• WHAT YOU WILL DO
Transcribe all the records exactly and omit any images they hold.
##### DATA EXCERPTS #####
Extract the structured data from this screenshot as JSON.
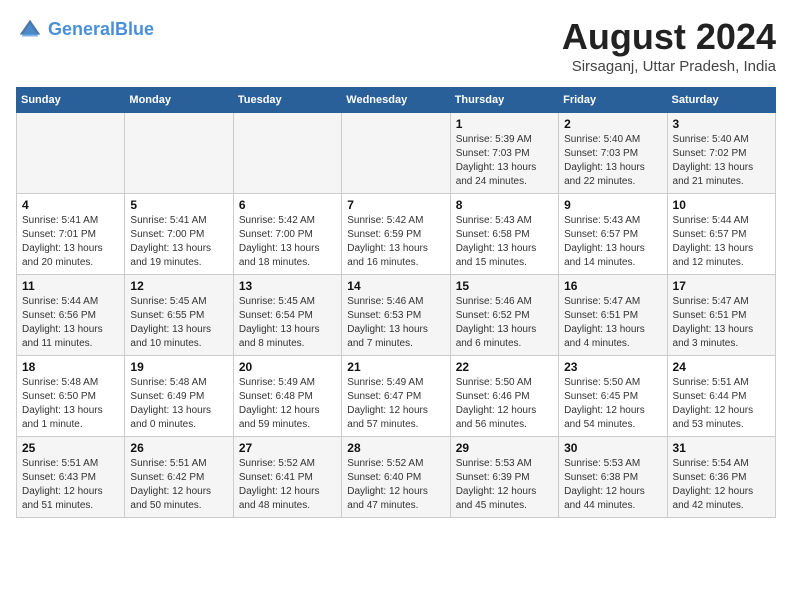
{
  "header": {
    "logo_line1": "General",
    "logo_line2": "Blue",
    "month": "August 2024",
    "location": "Sirsaganj, Uttar Pradesh, India"
  },
  "weekdays": [
    "Sunday",
    "Monday",
    "Tuesday",
    "Wednesday",
    "Thursday",
    "Friday",
    "Saturday"
  ],
  "weeks": [
    [
      {
        "day": "",
        "info": ""
      },
      {
        "day": "",
        "info": ""
      },
      {
        "day": "",
        "info": ""
      },
      {
        "day": "",
        "info": ""
      },
      {
        "day": "1",
        "info": "Sunrise: 5:39 AM\nSunset: 7:03 PM\nDaylight: 13 hours and 24 minutes."
      },
      {
        "day": "2",
        "info": "Sunrise: 5:40 AM\nSunset: 7:03 PM\nDaylight: 13 hours and 22 minutes."
      },
      {
        "day": "3",
        "info": "Sunrise: 5:40 AM\nSunset: 7:02 PM\nDaylight: 13 hours and 21 minutes."
      }
    ],
    [
      {
        "day": "4",
        "info": "Sunrise: 5:41 AM\nSunset: 7:01 PM\nDaylight: 13 hours and 20 minutes."
      },
      {
        "day": "5",
        "info": "Sunrise: 5:41 AM\nSunset: 7:00 PM\nDaylight: 13 hours and 19 minutes."
      },
      {
        "day": "6",
        "info": "Sunrise: 5:42 AM\nSunset: 7:00 PM\nDaylight: 13 hours and 18 minutes."
      },
      {
        "day": "7",
        "info": "Sunrise: 5:42 AM\nSunset: 6:59 PM\nDaylight: 13 hours and 16 minutes."
      },
      {
        "day": "8",
        "info": "Sunrise: 5:43 AM\nSunset: 6:58 PM\nDaylight: 13 hours and 15 minutes."
      },
      {
        "day": "9",
        "info": "Sunrise: 5:43 AM\nSunset: 6:57 PM\nDaylight: 13 hours and 14 minutes."
      },
      {
        "day": "10",
        "info": "Sunrise: 5:44 AM\nSunset: 6:57 PM\nDaylight: 13 hours and 12 minutes."
      }
    ],
    [
      {
        "day": "11",
        "info": "Sunrise: 5:44 AM\nSunset: 6:56 PM\nDaylight: 13 hours and 11 minutes."
      },
      {
        "day": "12",
        "info": "Sunrise: 5:45 AM\nSunset: 6:55 PM\nDaylight: 13 hours and 10 minutes."
      },
      {
        "day": "13",
        "info": "Sunrise: 5:45 AM\nSunset: 6:54 PM\nDaylight: 13 hours and 8 minutes."
      },
      {
        "day": "14",
        "info": "Sunrise: 5:46 AM\nSunset: 6:53 PM\nDaylight: 13 hours and 7 minutes."
      },
      {
        "day": "15",
        "info": "Sunrise: 5:46 AM\nSunset: 6:52 PM\nDaylight: 13 hours and 6 minutes."
      },
      {
        "day": "16",
        "info": "Sunrise: 5:47 AM\nSunset: 6:51 PM\nDaylight: 13 hours and 4 minutes."
      },
      {
        "day": "17",
        "info": "Sunrise: 5:47 AM\nSunset: 6:51 PM\nDaylight: 13 hours and 3 minutes."
      }
    ],
    [
      {
        "day": "18",
        "info": "Sunrise: 5:48 AM\nSunset: 6:50 PM\nDaylight: 13 hours and 1 minute."
      },
      {
        "day": "19",
        "info": "Sunrise: 5:48 AM\nSunset: 6:49 PM\nDaylight: 13 hours and 0 minutes."
      },
      {
        "day": "20",
        "info": "Sunrise: 5:49 AM\nSunset: 6:48 PM\nDaylight: 12 hours and 59 minutes."
      },
      {
        "day": "21",
        "info": "Sunrise: 5:49 AM\nSunset: 6:47 PM\nDaylight: 12 hours and 57 minutes."
      },
      {
        "day": "22",
        "info": "Sunrise: 5:50 AM\nSunset: 6:46 PM\nDaylight: 12 hours and 56 minutes."
      },
      {
        "day": "23",
        "info": "Sunrise: 5:50 AM\nSunset: 6:45 PM\nDaylight: 12 hours and 54 minutes."
      },
      {
        "day": "24",
        "info": "Sunrise: 5:51 AM\nSunset: 6:44 PM\nDaylight: 12 hours and 53 minutes."
      }
    ],
    [
      {
        "day": "25",
        "info": "Sunrise: 5:51 AM\nSunset: 6:43 PM\nDaylight: 12 hours and 51 minutes."
      },
      {
        "day": "26",
        "info": "Sunrise: 5:51 AM\nSunset: 6:42 PM\nDaylight: 12 hours and 50 minutes."
      },
      {
        "day": "27",
        "info": "Sunrise: 5:52 AM\nSunset: 6:41 PM\nDaylight: 12 hours and 48 minutes."
      },
      {
        "day": "28",
        "info": "Sunrise: 5:52 AM\nSunset: 6:40 PM\nDaylight: 12 hours and 47 minutes."
      },
      {
        "day": "29",
        "info": "Sunrise: 5:53 AM\nSunset: 6:39 PM\nDaylight: 12 hours and 45 minutes."
      },
      {
        "day": "30",
        "info": "Sunrise: 5:53 AM\nSunset: 6:38 PM\nDaylight: 12 hours and 44 minutes."
      },
      {
        "day": "31",
        "info": "Sunrise: 5:54 AM\nSunset: 6:36 PM\nDaylight: 12 hours and 42 minutes."
      }
    ]
  ]
}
#####
• EXERCISE RESULT
Extract the structured data from this screenshot as JSON.
{
  "header": {
    "logo_line1": "General",
    "logo_line2": "Blue",
    "month": "August 2024",
    "location": "Sirsaganj, Uttar Pradesh, India"
  },
  "weekdays": [
    "Sunday",
    "Monday",
    "Tuesday",
    "Wednesday",
    "Thursday",
    "Friday",
    "Saturday"
  ],
  "weeks": [
    [
      {
        "day": "",
        "info": ""
      },
      {
        "day": "",
        "info": ""
      },
      {
        "day": "",
        "info": ""
      },
      {
        "day": "",
        "info": ""
      },
      {
        "day": "1",
        "info": "Sunrise: 5:39 AM\nSunset: 7:03 PM\nDaylight: 13 hours and 24 minutes."
      },
      {
        "day": "2",
        "info": "Sunrise: 5:40 AM\nSunset: 7:03 PM\nDaylight: 13 hours and 22 minutes."
      },
      {
        "day": "3",
        "info": "Sunrise: 5:40 AM\nSunset: 7:02 PM\nDaylight: 13 hours and 21 minutes."
      }
    ],
    [
      {
        "day": "4",
        "info": "Sunrise: 5:41 AM\nSunset: 7:01 PM\nDaylight: 13 hours and 20 minutes."
      },
      {
        "day": "5",
        "info": "Sunrise: 5:41 AM\nSunset: 7:00 PM\nDaylight: 13 hours and 19 minutes."
      },
      {
        "day": "6",
        "info": "Sunrise: 5:42 AM\nSunset: 7:00 PM\nDaylight: 13 hours and 18 minutes."
      },
      {
        "day": "7",
        "info": "Sunrise: 5:42 AM\nSunset: 6:59 PM\nDaylight: 13 hours and 16 minutes."
      },
      {
        "day": "8",
        "info": "Sunrise: 5:43 AM\nSunset: 6:58 PM\nDaylight: 13 hours and 15 minutes."
      },
      {
        "day": "9",
        "info": "Sunrise: 5:43 AM\nSunset: 6:57 PM\nDaylight: 13 hours and 14 minutes."
      },
      {
        "day": "10",
        "info": "Sunrise: 5:44 AM\nSunset: 6:57 PM\nDaylight: 13 hours and 12 minutes."
      }
    ],
    [
      {
        "day": "11",
        "info": "Sunrise: 5:44 AM\nSunset: 6:56 PM\nDaylight: 13 hours and 11 minutes."
      },
      {
        "day": "12",
        "info": "Sunrise: 5:45 AM\nSunset: 6:55 PM\nDaylight: 13 hours and 10 minutes."
      },
      {
        "day": "13",
        "info": "Sunrise: 5:45 AM\nSunset: 6:54 PM\nDaylight: 13 hours and 8 minutes."
      },
      {
        "day": "14",
        "info": "Sunrise: 5:46 AM\nSunset: 6:53 PM\nDaylight: 13 hours and 7 minutes."
      },
      {
        "day": "15",
        "info": "Sunrise: 5:46 AM\nSunset: 6:52 PM\nDaylight: 13 hours and 6 minutes."
      },
      {
        "day": "16",
        "info": "Sunrise: 5:47 AM\nSunset: 6:51 PM\nDaylight: 13 hours and 4 minutes."
      },
      {
        "day": "17",
        "info": "Sunrise: 5:47 AM\nSunset: 6:51 PM\nDaylight: 13 hours and 3 minutes."
      }
    ],
    [
      {
        "day": "18",
        "info": "Sunrise: 5:48 AM\nSunset: 6:50 PM\nDaylight: 13 hours and 1 minute."
      },
      {
        "day": "19",
        "info": "Sunrise: 5:48 AM\nSunset: 6:49 PM\nDaylight: 13 hours and 0 minutes."
      },
      {
        "day": "20",
        "info": "Sunrise: 5:49 AM\nSunset: 6:48 PM\nDaylight: 12 hours and 59 minutes."
      },
      {
        "day": "21",
        "info": "Sunrise: 5:49 AM\nSunset: 6:47 PM\nDaylight: 12 hours and 57 minutes."
      },
      {
        "day": "22",
        "info": "Sunrise: 5:50 AM\nSunset: 6:46 PM\nDaylight: 12 hours and 56 minutes."
      },
      {
        "day": "23",
        "info": "Sunrise: 5:50 AM\nSunset: 6:45 PM\nDaylight: 12 hours and 54 minutes."
      },
      {
        "day": "24",
        "info": "Sunrise: 5:51 AM\nSunset: 6:44 PM\nDaylight: 12 hours and 53 minutes."
      }
    ],
    [
      {
        "day": "25",
        "info": "Sunrise: 5:51 AM\nSunset: 6:43 PM\nDaylight: 12 hours and 51 minutes."
      },
      {
        "day": "26",
        "info": "Sunrise: 5:51 AM\nSunset: 6:42 PM\nDaylight: 12 hours and 50 minutes."
      },
      {
        "day": "27",
        "info": "Sunrise: 5:52 AM\nSunset: 6:41 PM\nDaylight: 12 hours and 48 minutes."
      },
      {
        "day": "28",
        "info": "Sunrise: 5:52 AM\nSunset: 6:40 PM\nDaylight: 12 hours and 47 minutes."
      },
      {
        "day": "29",
        "info": "Sunrise: 5:53 AM\nSunset: 6:39 PM\nDaylight: 12 hours and 45 minutes."
      },
      {
        "day": "30",
        "info": "Sunrise: 5:53 AM\nSunset: 6:38 PM\nDaylight: 12 hours and 44 minutes."
      },
      {
        "day": "31",
        "info": "Sunrise: 5:54 AM\nSunset: 6:36 PM\nDaylight: 12 hours and 42 minutes."
      }
    ]
  ]
}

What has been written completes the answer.